-------- RECORD LIST --------

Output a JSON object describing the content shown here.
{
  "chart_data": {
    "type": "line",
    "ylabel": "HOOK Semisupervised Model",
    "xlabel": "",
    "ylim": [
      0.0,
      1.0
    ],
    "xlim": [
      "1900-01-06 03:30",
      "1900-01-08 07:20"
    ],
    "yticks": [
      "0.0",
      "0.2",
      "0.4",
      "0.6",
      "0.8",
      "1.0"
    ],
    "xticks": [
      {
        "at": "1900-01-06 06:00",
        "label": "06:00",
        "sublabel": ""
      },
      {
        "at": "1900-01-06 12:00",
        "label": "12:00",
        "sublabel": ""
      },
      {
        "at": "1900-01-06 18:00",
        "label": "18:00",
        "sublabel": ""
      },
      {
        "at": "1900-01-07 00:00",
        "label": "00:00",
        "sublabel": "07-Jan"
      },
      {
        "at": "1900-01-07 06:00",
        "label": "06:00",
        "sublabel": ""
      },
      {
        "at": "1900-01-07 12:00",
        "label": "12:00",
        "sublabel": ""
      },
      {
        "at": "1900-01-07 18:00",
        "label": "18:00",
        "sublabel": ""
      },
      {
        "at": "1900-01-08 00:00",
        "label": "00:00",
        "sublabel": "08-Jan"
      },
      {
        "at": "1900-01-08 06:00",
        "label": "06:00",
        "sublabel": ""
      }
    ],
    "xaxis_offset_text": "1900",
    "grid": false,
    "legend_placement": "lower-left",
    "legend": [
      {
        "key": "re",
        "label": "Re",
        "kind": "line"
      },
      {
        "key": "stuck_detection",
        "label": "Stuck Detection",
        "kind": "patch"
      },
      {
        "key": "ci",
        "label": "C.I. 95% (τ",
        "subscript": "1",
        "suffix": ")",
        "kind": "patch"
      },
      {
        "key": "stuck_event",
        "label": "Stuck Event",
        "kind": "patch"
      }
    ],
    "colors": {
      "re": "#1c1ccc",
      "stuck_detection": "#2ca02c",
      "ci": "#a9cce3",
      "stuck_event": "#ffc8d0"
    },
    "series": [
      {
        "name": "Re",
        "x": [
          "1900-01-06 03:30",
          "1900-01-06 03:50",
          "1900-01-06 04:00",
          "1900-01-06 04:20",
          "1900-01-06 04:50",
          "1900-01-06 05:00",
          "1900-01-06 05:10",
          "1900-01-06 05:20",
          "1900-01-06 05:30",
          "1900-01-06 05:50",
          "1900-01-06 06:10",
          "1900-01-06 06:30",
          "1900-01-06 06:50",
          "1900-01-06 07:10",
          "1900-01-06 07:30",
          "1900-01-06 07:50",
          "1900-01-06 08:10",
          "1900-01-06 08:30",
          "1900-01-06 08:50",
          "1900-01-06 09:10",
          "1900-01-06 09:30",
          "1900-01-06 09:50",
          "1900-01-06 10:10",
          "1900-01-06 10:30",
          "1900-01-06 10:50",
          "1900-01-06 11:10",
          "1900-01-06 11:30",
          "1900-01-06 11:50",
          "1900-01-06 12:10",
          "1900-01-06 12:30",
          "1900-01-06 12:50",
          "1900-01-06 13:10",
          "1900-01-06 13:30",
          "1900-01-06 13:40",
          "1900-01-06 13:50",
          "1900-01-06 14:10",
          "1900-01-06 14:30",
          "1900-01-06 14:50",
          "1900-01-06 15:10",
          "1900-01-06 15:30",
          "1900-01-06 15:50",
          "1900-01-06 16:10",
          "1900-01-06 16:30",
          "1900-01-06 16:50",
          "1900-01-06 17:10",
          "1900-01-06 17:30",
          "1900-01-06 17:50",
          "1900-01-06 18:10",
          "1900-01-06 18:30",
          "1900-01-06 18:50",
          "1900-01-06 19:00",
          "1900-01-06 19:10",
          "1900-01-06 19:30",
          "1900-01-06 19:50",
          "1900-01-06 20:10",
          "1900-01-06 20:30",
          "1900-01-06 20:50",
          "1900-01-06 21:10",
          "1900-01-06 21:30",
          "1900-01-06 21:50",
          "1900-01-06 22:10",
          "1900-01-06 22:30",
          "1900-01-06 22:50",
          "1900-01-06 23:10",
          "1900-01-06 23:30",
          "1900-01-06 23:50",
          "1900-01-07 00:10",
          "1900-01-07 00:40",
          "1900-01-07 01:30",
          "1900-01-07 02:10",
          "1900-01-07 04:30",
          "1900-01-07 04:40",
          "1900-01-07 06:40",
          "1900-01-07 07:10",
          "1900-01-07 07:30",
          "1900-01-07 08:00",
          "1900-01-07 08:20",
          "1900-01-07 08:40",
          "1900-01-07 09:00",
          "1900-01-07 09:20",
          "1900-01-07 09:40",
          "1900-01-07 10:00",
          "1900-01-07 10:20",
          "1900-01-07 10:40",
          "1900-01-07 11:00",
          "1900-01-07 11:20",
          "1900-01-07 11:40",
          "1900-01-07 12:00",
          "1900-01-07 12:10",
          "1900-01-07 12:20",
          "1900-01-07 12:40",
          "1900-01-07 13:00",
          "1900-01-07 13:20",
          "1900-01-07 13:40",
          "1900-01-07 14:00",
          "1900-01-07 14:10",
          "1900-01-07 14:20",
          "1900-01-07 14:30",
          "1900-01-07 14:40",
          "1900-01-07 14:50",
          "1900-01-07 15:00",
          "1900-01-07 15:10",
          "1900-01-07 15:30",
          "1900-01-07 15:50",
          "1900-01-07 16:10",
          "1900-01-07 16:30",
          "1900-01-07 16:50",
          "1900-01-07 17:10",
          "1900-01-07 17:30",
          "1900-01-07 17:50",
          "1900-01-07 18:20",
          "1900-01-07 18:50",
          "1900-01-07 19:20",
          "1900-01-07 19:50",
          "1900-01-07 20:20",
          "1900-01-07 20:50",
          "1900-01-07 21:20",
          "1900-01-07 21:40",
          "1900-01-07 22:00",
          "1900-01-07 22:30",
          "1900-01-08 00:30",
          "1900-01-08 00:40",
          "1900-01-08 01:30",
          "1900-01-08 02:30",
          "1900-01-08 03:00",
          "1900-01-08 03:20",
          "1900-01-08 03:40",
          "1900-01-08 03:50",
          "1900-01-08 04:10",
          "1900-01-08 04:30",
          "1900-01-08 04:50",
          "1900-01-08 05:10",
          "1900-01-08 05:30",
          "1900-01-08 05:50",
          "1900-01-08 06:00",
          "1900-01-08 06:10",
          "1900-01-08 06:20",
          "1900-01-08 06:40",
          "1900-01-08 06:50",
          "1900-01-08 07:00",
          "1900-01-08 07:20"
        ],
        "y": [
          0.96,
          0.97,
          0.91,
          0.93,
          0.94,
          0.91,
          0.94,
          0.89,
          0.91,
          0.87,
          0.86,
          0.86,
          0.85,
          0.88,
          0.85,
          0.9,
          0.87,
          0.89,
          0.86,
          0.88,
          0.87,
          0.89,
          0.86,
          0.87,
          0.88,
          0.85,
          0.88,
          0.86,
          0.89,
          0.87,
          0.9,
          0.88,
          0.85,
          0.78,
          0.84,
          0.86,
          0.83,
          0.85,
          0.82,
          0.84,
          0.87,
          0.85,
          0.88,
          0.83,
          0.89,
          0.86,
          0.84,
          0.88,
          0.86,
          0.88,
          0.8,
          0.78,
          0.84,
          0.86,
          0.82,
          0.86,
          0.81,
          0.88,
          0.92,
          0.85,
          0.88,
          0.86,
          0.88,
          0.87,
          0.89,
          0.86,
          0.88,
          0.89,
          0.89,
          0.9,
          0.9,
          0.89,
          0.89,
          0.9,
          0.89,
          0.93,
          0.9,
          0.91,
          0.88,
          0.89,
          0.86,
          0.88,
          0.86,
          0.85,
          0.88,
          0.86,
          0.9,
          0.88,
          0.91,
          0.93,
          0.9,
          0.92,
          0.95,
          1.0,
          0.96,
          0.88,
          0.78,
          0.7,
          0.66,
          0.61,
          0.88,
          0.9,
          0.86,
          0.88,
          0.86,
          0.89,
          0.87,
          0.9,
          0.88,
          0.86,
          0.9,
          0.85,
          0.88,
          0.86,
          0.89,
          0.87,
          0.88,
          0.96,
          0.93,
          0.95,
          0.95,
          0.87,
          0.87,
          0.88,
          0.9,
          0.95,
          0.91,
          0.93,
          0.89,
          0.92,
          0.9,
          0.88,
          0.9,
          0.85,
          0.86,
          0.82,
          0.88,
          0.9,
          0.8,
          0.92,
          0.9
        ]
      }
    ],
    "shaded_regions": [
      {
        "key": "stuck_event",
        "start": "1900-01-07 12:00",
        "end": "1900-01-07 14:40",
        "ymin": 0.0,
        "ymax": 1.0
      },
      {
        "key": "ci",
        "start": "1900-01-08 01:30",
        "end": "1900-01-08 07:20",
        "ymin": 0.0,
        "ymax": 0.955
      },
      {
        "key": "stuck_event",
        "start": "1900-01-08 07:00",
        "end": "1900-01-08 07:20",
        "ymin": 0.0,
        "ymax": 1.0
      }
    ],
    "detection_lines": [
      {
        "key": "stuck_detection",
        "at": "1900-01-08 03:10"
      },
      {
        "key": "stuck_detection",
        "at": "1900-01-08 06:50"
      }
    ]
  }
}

--------

INSTRUCTIONS FOR THE TASK -> Look through the material above and work out how many of its lines contain "start". State the number only.

RESPONSE TO THE TASK -> 3